-- Stated problem --
Transcribe all the records with complete accuracy.

-- Input rows --
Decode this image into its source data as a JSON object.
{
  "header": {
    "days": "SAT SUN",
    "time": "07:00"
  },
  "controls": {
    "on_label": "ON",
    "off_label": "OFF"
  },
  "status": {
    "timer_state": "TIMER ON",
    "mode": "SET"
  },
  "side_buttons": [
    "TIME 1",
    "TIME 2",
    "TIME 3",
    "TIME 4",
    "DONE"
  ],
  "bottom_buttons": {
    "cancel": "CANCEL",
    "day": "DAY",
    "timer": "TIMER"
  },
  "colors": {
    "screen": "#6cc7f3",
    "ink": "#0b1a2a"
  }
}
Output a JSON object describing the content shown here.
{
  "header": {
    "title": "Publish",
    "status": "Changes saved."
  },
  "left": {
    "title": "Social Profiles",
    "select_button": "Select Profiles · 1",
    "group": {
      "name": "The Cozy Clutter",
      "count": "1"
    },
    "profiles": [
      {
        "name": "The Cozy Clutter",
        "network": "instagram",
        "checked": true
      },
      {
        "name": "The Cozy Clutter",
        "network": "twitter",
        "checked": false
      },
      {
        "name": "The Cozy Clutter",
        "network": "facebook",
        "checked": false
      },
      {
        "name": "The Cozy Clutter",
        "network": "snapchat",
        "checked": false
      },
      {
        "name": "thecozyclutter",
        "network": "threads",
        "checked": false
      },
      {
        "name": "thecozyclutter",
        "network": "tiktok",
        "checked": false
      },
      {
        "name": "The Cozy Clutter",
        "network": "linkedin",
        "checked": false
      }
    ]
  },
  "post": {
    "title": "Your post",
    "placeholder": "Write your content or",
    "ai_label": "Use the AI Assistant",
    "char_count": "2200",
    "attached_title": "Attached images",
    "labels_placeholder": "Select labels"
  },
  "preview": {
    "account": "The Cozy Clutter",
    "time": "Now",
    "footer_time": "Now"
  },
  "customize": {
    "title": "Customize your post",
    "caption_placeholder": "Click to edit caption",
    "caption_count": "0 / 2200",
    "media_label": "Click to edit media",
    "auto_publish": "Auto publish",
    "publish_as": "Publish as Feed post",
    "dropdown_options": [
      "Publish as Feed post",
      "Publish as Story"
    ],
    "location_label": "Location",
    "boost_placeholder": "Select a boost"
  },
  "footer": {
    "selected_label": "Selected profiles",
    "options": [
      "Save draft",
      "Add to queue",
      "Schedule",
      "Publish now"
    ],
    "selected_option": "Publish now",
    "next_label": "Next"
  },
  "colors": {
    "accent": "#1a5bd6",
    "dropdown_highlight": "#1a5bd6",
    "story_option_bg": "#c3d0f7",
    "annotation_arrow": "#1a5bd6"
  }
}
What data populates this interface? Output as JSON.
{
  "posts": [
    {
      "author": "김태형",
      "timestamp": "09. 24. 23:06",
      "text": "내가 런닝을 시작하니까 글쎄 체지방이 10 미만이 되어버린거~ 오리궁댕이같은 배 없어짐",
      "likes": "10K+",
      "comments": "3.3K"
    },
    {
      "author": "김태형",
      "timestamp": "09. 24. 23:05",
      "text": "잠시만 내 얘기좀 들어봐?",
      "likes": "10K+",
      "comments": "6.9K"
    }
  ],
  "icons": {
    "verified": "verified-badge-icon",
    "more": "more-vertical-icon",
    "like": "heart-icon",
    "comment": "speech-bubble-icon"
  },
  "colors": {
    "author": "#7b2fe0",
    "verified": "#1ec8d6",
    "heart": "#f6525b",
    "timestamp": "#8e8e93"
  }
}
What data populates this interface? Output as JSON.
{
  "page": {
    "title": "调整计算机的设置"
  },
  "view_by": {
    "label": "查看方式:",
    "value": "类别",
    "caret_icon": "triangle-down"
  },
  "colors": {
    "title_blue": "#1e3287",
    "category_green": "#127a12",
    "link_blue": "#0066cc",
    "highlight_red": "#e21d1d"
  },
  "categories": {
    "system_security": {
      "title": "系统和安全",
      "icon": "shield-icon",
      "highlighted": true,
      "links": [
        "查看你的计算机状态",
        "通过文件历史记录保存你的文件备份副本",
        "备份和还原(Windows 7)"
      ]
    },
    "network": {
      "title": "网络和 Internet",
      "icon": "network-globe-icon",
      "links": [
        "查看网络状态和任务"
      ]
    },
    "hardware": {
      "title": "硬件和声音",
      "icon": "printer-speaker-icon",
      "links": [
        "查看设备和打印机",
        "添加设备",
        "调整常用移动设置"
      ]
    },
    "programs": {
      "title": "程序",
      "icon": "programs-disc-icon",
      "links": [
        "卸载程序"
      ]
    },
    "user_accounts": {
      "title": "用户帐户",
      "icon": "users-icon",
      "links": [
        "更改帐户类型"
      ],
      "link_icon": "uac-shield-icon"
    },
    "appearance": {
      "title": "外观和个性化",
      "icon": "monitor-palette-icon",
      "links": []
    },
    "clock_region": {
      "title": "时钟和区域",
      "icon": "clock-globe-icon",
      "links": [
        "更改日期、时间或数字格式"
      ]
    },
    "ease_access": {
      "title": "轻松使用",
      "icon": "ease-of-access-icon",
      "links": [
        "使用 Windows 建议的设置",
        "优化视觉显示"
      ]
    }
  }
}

-- Task output --
Decode this image into its source data as a JSON object.
{
  "header": {
    "days": "SAT SUN",
    "time": "07:00"
  },
  "controls": {
    "on_label": "ON",
    "off_label": "OFF"
  },
  "status": {
    "timer_state": "TIMER ON",
    "mode": "SET"
  },
  "side_buttons": [
    "TIME 1",
    "TIME 2",
    "TIME 3",
    "TIME 4",
    "DONE"
  ],
  "bottom_buttons": {
    "cancel": "CANCEL",
    "day": "DAY",
    "timer": "TIMER"
  },
  "colors": {
    "screen": "#6cc7f3",
    "ink": "#0b1a2a"
  }
}
Output a JSON object describing the content shown here.
{
  "header": {
    "title": "Publish",
    "status": "Changes saved."
  },
  "left": {
    "title": "Social Profiles",
    "select_button": "Select Profiles · 1",
    "group": {
      "name": "The Cozy Clutter",
      "count": "1"
    },
    "profiles": [
      {
        "name": "The Cozy Clutter",
        "network": "instagram",
        "checked": true
      },
      {
        "name": "The Cozy Clutter",
        "network": "twitter",
        "checked": false
      },
      {
        "name": "The Cozy Clutter",
        "network": "facebook",
        "checked": false
      },
      {
        "name": "The Cozy Clutter",
        "network": "snapchat",
        "checked": false
      },
      {
        "name": "thecozyclutter",
        "network": "threads",
        "checked": false
      },
      {
        "name": "thecozyclutter",
        "network": "tiktok",
        "checked": false
      },
      {
        "name": "The Cozy Clutter",
        "network": "linkedin",
        "checked": false
      }
    ]
  },
  "post": {
    "title": "Your post",
    "placeholder": "Write your content or",
    "ai_label": "Use the AI Assistant",
    "char_count": "2200",
    "attached_title": "Attached images",
    "labels_placeholder": "Select labels"
  },
  "preview": {
    "account": "The Cozy Clutter",
    "time": "Now",
    "footer_time": "Now"
  },
  "customize": {
    "title": "Customize your post",
    "caption_placeholder": "Click to edit caption",
    "caption_count": "0 / 2200",
    "media_label": "Click to edit media",
    "auto_publish": "Auto publish",
    "publish_as": "Publish as Feed post",
    "dropdown_options": [
      "Publish as Feed post",
      "Publish as Story"
    ],
    "location_label": "Location",
    "boost_placeholder": "Select a boost"
  },
  "footer": {
    "selected_label": "Selected profiles",
    "options": [
      "Save draft",
      "Add to queue",
      "Schedule",
      "Publish now"
    ],
    "selected_option": "Publish now",
    "next_label": "Next"
  },
  "colors": {
    "accent": "#1a5bd6",
    "dropdown_highlight": "#1a5bd6",
    "story_option_bg": "#c3d0f7",
    "annotation_arrow": "#1a5bd6"
  }
}
What data populates this interface? Output as JSON.
{
  "posts": [
    {
      "author": "김태형",
      "timestamp": "09. 24. 23:06",
      "text": "내가 런닝을 시작하니까 글쎄 체지방이 10 미만이 되어버린거~ 오리궁댕이같은 배 없어짐",
      "likes": "10K+",
      "comments": "3.3K"
    },
    {
      "author": "김태형",
      "timestamp": "09. 24. 23:05",
      "text": "잠시만 내 얘기좀 들어봐?",
      "likes": "10K+",
      "comments": "6.9K"
    }
  ],
  "icons": {
    "verified": "verified-badge-icon",
    "more": "more-vertical-icon",
    "like": "heart-icon",
    "comment": "speech-bubble-icon"
  },
  "colors": {
    "author": "#7b2fe0",
    "verified": "#1ec8d6",
    "heart": "#f6525b",
    "timestamp": "#8e8e93"
  }
}
What data populates this interface? Output as JSON.
{
  "page": {
    "title": "调整计算机的设置"
  },
  "view_by": {
    "label": "查看方式:",
    "value": "类别",
    "caret_icon": "triangle-down"
  },
  "colors": {
    "title_blue": "#1e3287",
    "category_green": "#127a12",
    "link_blue": "#0066cc",
    "highlight_red": "#e21d1d"
  },
  "categories": {
    "system_security": {
      "title": "系统和安全",
      "icon": "shield-icon",
      "highlighted": true,
      "links": [
        "查看你的计算机状态",
        "通过文件历史记录保存你的文件备份副本",
        "备份和还原(Windows 7)"
      ]
    },
    "network": {
      "title": "网络和 Internet",
      "icon": "network-globe-icon",
      "links": [
        "查看网络状态和任务"
      ]
    },
    "hardware": {
      "title": "硬件和声音",
      "icon": "printer-speaker-icon",
      "links": [
        "查看设备和打印机",
        "添加设备",
        "调整常用移动设置"
      ]
    },
    "programs": {
      "title": "程序",
      "icon": "programs-disc-icon",
      "links": [
        "卸载程序"
      ]
    },
    "user_accounts": {
      "title": "用户帐户",
      "icon": "users-icon",
      "links": [
        "更改帐户类型"
      ],
      "link_icon": "uac-shield-icon"
    },
    "appearance": {
      "title": "外观和个性化",
      "icon": "monitor-palette-icon",
      "links": []
    },
    "clock_region": {
      "title": "时钟和区域",
      "icon": "clock-globe-icon",
      "links": [
        "更改日期、时间或数字格式"
      ]
    },
    "ease_access": {
      "title": "轻松使用",
      "icon": "ease-of-access-icon",
      "links": [
        "使用 Windows 建议的设置",
        "优化视觉显示"
      ]
    }
  }
}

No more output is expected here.